■ **Requirement**
Using the data below, work out how many lines contain the word "acids", then state that number without comment.

------ Material shown

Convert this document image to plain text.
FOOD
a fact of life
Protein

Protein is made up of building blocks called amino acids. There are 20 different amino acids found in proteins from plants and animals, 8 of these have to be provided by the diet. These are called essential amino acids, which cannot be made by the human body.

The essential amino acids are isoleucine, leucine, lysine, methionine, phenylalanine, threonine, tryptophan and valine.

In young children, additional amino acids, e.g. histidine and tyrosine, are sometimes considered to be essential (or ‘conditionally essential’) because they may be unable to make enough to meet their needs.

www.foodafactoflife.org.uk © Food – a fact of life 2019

------------

■ **Exercise response**
3